■ **Given task**
Look through the material below. Copy each line that contains the string "World".

--- Begin Extracted data ---

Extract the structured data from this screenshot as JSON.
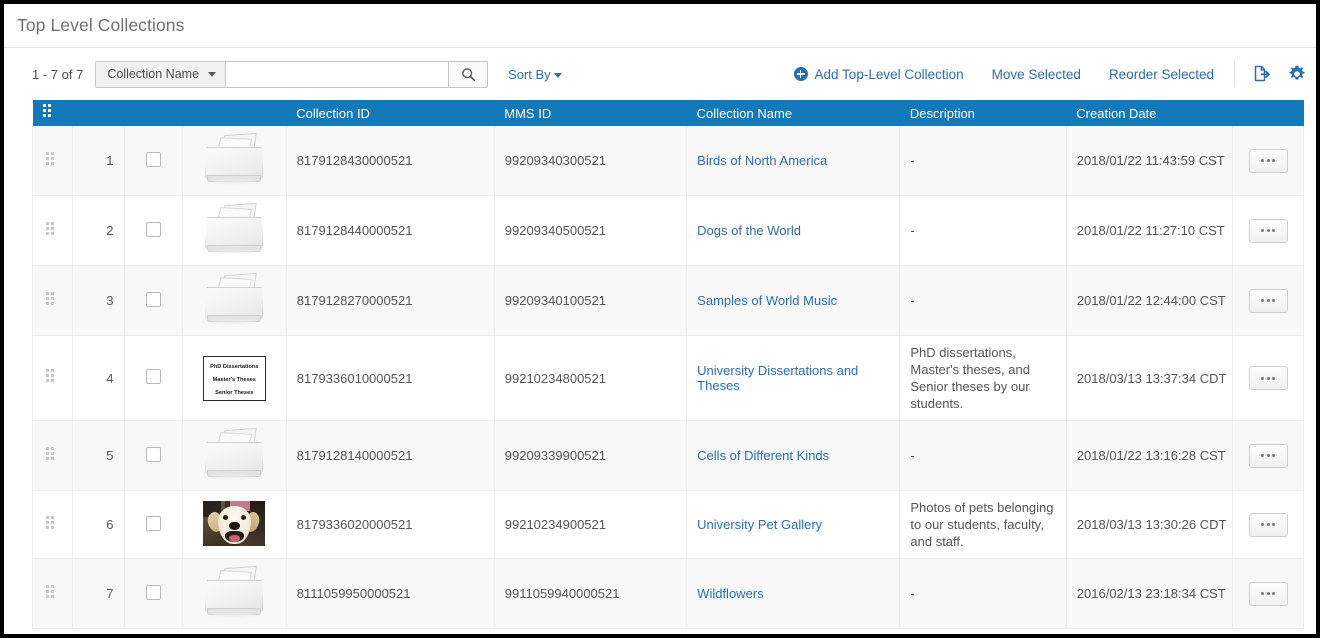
{
  "page": {
    "title": "Top Level Collections"
  },
  "toolbar": {
    "result_count": "1 - 7 of 7",
    "search_field_label": "Collection Name",
    "search_value": "",
    "search_placeholder": "",
    "search_button_icon": "search-icon",
    "sort_by_label": "Sort By",
    "add_collection_label": "Add Top-Level Collection",
    "move_selected_label": "Move Selected",
    "reorder_selected_label": "Reorder Selected",
    "export_icon": "export-icon",
    "settings_icon": "gear-icon"
  },
  "table": {
    "columns": [
      {
        "key": "handle",
        "label": ""
      },
      {
        "key": "num",
        "label": ""
      },
      {
        "key": "check",
        "label": ""
      },
      {
        "key": "thumb",
        "label": ""
      },
      {
        "key": "collection_id",
        "label": "Collection ID"
      },
      {
        "key": "mms_id",
        "label": "MMS ID"
      },
      {
        "key": "collection_name",
        "label": "Collection Name"
      },
      {
        "key": "description",
        "label": "Description"
      },
      {
        "key": "creation_date",
        "label": "Creation Date"
      },
      {
        "key": "actions",
        "label": ""
      }
    ],
    "rows": [
      {
        "num": "1",
        "thumbnail": "default-collection",
        "collection_id": "8179128430000521",
        "mms_id": "99209340300521",
        "collection_name": "Birds of North America",
        "description": "-",
        "creation_date": "2018/01/22 11:43:59 CST"
      },
      {
        "num": "2",
        "thumbnail": "default-collection",
        "collection_id": "8179128440000521",
        "mms_id": "99209340500521",
        "collection_name": "Dogs of the World",
        "description": "-",
        "creation_date": "2018/01/22 11:27:10 CST"
      },
      {
        "num": "3",
        "thumbnail": "default-collection",
        "collection_id": "8179128270000521",
        "mms_id": "99209340100521",
        "collection_name": "Samples of World Music",
        "description": "-",
        "creation_date": "2018/01/22 12:44:00 CST"
      },
      {
        "num": "4",
        "thumbnail": "text-slide",
        "thumbnail_lines": [
          "PhD Dissertations",
          "Master's Theses",
          "Senior Theses"
        ],
        "collection_id": "8179336010000521",
        "mms_id": "99210234800521",
        "collection_name": "University Dissertations and Theses",
        "description": "PhD dissertations, Master's theses, and Senior theses by our students.",
        "creation_date": "2018/03/13 13:37:34 CDT"
      },
      {
        "num": "5",
        "thumbnail": "default-collection",
        "collection_id": "8179128140000521",
        "mms_id": "99209339900521",
        "collection_name": "Cells of Different Kinds",
        "description": "-",
        "creation_date": "2018/01/22 13:16:28 CST"
      },
      {
        "num": "6",
        "thumbnail": "dog-photo",
        "collection_id": "8179336020000521",
        "mms_id": "99210234900521",
        "collection_name": "University Pet Gallery",
        "description": "Photos of pets belonging to our students, faculty, and staff.",
        "creation_date": "2018/03/13 13:30:26 CDT"
      },
      {
        "num": "7",
        "thumbnail": "default-collection",
        "collection_id": "8111059950000521",
        "mms_id": "9911059940000521",
        "collection_name": "Wildflowers",
        "description": "-",
        "creation_date": "2016/02/13 23:18:34 CST"
      }
    ],
    "row_action_icon": "ellipsis-icon"
  },
  "colors": {
    "header_blue": "#1479b8",
    "link_blue": "#2a6ebb",
    "row_alt": "#f8f8f8"
  }
}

--- End Extracted data ---

■ **Full output**
        "collection_name": "Dogs of the World",
        "collection_name": "Samples of World Music",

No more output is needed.